**What to do**:
In the data, extract each line that holds the string "trabajo".

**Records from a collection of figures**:
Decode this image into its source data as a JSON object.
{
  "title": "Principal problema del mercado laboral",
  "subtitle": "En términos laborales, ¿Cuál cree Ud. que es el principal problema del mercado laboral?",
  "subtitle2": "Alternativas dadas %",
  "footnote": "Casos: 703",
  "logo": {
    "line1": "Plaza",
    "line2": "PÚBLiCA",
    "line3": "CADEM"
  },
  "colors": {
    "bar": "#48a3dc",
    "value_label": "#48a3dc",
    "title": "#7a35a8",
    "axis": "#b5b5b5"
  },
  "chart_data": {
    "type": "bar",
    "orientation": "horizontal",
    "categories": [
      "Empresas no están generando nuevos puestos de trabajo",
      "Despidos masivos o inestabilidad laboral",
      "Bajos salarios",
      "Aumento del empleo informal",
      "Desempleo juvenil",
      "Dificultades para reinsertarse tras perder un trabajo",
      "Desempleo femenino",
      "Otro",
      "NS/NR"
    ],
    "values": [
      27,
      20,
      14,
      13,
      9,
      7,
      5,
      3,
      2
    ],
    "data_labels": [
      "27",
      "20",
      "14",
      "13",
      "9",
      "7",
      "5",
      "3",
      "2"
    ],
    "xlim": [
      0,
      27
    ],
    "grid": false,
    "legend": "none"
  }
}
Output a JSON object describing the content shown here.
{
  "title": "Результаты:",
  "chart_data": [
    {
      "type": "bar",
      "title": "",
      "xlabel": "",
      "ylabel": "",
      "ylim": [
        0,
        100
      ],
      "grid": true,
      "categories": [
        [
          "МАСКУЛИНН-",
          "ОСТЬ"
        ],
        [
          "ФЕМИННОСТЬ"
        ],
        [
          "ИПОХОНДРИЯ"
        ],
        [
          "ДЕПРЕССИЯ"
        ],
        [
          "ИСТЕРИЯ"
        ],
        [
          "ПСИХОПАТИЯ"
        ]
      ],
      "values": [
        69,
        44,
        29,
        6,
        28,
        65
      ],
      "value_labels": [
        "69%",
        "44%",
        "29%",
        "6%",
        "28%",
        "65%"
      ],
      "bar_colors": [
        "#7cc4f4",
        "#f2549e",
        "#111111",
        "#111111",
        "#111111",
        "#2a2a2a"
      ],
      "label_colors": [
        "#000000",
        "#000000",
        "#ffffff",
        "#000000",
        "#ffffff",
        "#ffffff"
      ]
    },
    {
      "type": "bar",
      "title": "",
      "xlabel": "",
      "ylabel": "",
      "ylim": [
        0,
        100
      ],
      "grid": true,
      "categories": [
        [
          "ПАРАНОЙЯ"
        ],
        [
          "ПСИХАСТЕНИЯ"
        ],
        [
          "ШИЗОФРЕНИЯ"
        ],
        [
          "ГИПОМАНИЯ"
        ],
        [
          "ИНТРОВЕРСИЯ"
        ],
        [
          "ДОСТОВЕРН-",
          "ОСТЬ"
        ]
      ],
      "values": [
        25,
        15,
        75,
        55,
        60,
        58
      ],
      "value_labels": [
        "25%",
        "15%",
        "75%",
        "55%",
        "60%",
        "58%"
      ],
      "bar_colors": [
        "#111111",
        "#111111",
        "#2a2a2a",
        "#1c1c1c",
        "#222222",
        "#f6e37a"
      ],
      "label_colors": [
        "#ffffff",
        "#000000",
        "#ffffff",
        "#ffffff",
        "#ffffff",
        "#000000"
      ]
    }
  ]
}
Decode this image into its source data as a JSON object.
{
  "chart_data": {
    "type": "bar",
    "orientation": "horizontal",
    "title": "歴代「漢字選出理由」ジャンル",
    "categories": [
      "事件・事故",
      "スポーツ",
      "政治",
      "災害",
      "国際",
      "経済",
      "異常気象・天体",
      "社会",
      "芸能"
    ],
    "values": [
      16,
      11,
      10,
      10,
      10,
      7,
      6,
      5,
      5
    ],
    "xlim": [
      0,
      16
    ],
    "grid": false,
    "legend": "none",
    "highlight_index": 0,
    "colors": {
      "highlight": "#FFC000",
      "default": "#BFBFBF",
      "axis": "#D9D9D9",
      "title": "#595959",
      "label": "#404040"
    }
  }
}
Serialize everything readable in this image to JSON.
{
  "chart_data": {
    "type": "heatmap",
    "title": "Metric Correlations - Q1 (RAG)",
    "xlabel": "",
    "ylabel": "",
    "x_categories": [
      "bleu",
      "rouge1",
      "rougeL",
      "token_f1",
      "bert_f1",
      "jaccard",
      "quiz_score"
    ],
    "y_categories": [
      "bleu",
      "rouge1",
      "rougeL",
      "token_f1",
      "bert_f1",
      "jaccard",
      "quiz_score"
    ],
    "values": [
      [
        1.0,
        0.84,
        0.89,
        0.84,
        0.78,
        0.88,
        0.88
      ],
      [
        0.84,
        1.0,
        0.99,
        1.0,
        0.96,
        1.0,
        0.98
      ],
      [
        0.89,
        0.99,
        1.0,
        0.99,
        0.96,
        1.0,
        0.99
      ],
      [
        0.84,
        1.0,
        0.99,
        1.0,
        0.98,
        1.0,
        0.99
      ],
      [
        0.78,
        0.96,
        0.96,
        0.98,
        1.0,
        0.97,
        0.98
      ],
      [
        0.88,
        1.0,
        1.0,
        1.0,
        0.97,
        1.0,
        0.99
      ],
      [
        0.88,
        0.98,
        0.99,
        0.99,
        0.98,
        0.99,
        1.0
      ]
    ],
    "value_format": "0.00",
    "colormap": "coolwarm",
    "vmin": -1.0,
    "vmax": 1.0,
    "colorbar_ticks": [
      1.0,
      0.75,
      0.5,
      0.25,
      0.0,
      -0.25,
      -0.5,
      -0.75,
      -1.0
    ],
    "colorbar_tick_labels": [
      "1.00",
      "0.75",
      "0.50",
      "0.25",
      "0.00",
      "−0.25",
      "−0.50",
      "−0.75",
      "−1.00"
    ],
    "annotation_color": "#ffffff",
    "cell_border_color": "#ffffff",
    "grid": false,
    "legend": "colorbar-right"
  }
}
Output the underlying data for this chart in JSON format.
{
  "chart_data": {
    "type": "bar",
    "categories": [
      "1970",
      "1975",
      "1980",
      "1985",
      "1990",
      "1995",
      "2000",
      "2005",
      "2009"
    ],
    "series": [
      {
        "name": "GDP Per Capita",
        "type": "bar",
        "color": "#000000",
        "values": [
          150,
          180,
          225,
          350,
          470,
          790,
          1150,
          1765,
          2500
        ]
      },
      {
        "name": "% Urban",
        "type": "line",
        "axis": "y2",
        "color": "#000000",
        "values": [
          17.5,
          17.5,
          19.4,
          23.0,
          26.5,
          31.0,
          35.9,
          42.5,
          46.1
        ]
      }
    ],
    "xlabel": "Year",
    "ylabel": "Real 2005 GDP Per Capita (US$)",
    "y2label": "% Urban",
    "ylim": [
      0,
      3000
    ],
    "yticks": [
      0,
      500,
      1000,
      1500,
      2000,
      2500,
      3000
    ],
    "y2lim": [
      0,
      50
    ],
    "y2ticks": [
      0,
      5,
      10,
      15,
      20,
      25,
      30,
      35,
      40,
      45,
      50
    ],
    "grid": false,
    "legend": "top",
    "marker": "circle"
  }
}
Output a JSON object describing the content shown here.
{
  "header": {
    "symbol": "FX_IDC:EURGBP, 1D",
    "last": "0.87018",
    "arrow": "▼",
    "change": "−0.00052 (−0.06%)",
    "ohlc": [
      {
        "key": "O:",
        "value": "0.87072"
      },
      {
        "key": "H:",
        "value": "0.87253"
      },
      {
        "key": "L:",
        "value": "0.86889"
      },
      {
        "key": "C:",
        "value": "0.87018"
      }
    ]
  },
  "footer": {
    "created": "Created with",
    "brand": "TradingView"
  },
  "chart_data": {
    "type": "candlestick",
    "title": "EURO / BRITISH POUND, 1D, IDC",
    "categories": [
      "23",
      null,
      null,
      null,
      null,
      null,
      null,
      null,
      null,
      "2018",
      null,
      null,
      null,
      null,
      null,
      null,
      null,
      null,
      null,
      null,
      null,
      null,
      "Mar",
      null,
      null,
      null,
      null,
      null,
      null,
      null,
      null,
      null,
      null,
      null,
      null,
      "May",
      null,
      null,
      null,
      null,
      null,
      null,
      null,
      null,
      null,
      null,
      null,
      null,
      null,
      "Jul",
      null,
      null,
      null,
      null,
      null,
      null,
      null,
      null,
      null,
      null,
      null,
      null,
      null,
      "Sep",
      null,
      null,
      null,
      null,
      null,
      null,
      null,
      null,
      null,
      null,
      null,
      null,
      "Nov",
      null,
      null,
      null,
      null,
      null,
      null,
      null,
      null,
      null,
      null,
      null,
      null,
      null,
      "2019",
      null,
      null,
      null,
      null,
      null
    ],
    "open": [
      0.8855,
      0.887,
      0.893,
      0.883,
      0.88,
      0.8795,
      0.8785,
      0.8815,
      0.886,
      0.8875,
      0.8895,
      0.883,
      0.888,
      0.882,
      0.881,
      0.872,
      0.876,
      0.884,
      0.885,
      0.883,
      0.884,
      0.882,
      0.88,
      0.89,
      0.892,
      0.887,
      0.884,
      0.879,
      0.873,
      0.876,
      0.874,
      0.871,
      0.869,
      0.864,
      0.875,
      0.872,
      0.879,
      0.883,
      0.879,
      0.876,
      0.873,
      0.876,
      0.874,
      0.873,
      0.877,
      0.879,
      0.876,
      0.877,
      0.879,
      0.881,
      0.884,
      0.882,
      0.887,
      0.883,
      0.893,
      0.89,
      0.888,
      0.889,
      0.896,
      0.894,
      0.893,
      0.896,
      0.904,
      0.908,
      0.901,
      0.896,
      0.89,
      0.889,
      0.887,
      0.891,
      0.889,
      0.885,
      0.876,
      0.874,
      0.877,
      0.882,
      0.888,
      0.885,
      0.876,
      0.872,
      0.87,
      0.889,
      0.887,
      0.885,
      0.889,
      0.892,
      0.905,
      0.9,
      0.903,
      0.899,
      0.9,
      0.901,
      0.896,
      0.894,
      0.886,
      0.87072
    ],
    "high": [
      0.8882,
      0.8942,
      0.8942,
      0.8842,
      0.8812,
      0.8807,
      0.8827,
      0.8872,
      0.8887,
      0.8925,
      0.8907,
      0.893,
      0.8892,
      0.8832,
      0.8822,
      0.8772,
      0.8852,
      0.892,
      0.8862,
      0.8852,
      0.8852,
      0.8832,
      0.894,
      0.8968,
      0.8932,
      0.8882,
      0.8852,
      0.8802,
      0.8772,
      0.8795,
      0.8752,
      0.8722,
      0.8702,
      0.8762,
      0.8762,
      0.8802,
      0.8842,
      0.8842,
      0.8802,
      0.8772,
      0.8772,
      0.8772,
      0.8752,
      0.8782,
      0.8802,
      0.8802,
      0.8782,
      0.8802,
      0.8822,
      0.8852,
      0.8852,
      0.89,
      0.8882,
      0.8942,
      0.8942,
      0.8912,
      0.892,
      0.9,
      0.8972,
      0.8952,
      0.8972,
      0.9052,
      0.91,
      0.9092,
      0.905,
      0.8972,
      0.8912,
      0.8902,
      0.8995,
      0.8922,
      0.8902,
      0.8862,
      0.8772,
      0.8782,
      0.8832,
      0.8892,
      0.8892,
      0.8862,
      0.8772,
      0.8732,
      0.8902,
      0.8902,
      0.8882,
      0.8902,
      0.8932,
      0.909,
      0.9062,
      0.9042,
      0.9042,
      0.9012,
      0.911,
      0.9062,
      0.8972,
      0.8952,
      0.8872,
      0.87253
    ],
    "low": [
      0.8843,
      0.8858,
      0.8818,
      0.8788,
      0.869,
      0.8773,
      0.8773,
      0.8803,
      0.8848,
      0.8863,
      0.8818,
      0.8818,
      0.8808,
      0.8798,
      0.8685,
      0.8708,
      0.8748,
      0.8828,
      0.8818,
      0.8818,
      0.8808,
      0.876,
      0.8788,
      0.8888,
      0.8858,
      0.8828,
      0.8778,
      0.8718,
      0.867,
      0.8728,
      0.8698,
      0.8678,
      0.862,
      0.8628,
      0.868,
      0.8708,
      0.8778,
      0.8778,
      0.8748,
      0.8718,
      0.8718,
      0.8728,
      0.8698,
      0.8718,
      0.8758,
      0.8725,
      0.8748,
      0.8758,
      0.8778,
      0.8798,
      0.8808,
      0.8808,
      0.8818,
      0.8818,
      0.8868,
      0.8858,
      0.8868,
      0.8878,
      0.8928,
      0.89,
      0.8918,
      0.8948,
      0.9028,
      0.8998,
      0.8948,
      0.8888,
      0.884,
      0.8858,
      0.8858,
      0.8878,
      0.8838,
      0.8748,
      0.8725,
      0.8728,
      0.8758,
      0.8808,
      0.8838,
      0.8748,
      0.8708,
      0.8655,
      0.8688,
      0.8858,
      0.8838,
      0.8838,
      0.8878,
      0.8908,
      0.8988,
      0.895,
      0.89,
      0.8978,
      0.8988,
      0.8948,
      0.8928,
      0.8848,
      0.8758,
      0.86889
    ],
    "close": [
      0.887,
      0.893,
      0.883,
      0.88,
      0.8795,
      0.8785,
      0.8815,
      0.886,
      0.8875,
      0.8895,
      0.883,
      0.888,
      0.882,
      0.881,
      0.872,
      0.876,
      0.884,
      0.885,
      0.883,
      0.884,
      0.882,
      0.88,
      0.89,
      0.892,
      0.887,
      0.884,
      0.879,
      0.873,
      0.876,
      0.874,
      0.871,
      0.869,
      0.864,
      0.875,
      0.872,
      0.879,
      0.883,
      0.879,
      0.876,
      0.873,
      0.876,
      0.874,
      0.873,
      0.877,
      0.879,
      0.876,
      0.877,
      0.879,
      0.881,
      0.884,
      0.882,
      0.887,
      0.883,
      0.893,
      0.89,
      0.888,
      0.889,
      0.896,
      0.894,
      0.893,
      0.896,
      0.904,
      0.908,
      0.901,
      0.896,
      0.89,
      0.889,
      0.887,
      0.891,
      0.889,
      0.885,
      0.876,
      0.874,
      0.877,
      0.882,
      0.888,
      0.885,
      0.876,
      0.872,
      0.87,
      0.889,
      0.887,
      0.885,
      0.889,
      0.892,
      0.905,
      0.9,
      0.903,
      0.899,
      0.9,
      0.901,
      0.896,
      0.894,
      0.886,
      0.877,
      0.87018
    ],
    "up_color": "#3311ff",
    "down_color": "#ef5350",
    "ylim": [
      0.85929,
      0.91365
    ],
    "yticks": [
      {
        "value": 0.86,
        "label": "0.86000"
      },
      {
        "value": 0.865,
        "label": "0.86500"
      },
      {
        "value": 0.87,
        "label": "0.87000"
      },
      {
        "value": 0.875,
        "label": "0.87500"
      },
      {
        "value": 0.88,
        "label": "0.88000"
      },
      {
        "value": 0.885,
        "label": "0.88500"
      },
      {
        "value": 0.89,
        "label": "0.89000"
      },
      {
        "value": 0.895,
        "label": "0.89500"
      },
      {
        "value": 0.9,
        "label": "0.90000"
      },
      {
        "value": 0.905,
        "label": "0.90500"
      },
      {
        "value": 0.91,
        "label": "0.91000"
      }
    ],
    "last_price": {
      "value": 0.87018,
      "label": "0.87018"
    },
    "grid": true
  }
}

**Output of the task**:
      "Empresas no están generando nuevos puestos de trabajo",
      "Dificultades para reinsertarse tras perder un trabajo",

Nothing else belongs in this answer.